The problem
Transcribe the material verbatim in full; the pictures do not belong in the copy.

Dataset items
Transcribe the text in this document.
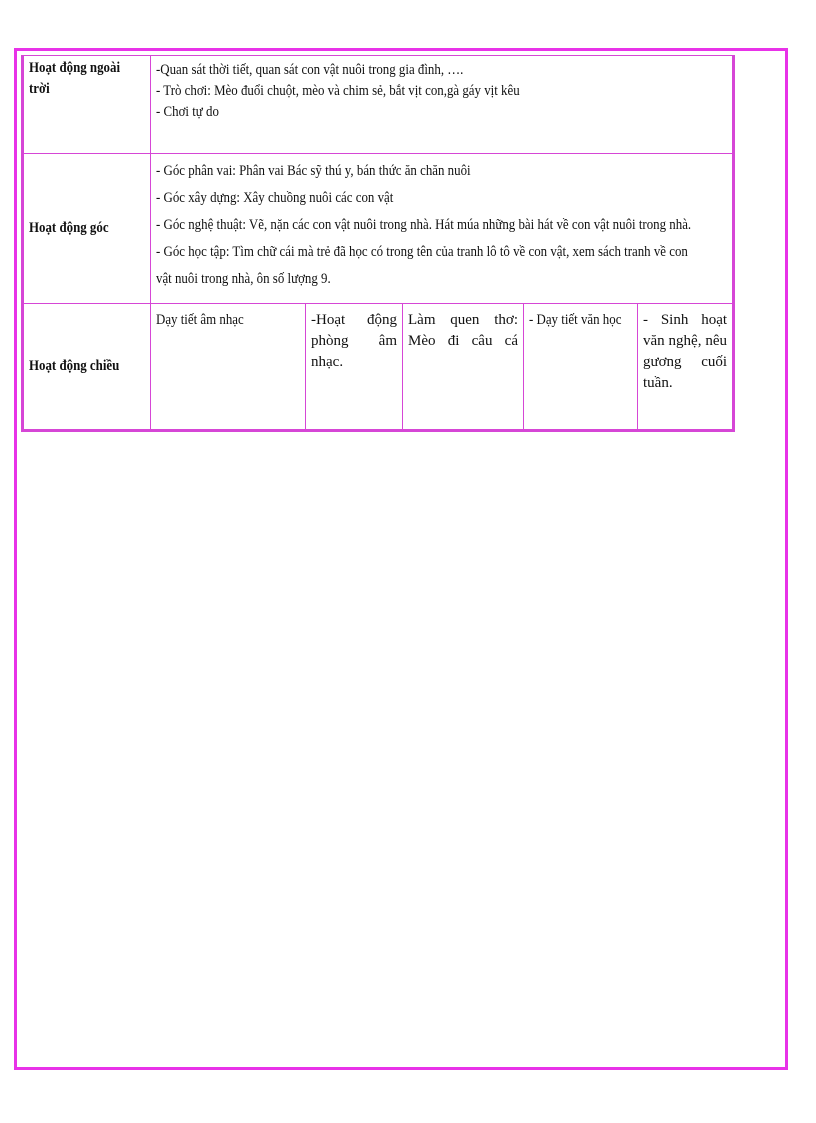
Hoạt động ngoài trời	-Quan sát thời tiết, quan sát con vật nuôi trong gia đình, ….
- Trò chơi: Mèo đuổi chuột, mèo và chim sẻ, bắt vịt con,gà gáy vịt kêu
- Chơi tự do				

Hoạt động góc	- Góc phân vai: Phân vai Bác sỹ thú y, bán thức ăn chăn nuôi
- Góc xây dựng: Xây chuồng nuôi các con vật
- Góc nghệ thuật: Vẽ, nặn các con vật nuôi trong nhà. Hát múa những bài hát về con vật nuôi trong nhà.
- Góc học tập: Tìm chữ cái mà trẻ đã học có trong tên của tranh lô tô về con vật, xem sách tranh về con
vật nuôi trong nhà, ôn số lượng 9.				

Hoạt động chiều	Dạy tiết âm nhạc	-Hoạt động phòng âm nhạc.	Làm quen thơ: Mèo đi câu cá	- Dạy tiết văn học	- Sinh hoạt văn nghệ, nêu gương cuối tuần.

Full solution
Transcribe the text in this document.
Hoạt động ngoài trời	-Quan sát thời tiết, quan sát con vật nuôi trong gia đình, ….
- Trò chơi: Mèo đuổi chuột, mèo và chim sẻ, bắt vịt con,gà gáy vịt kêu
- Chơi tự do				

Hoạt động góc	- Góc phân vai: Phân vai Bác sỹ thú y, bán thức ăn chăn nuôi
- Góc xây dựng: Xây chuồng nuôi các con vật
- Góc nghệ thuật: Vẽ, nặn các con vật nuôi trong nhà. Hát múa những bài hát về con vật nuôi trong nhà.
- Góc học tập: Tìm chữ cái mà trẻ đã học có trong tên của tranh lô tô về con vật, xem sách tranh về con
vật nuôi trong nhà, ôn số lượng 9.				

Hoạt động chiều	Dạy tiết âm nhạc	-Hoạt động phòng âm nhạc.	Làm quen thơ: Mèo đi câu cá	- Dạy tiết văn học	- Sinh hoạt văn nghệ, nêu gương cuối tuần.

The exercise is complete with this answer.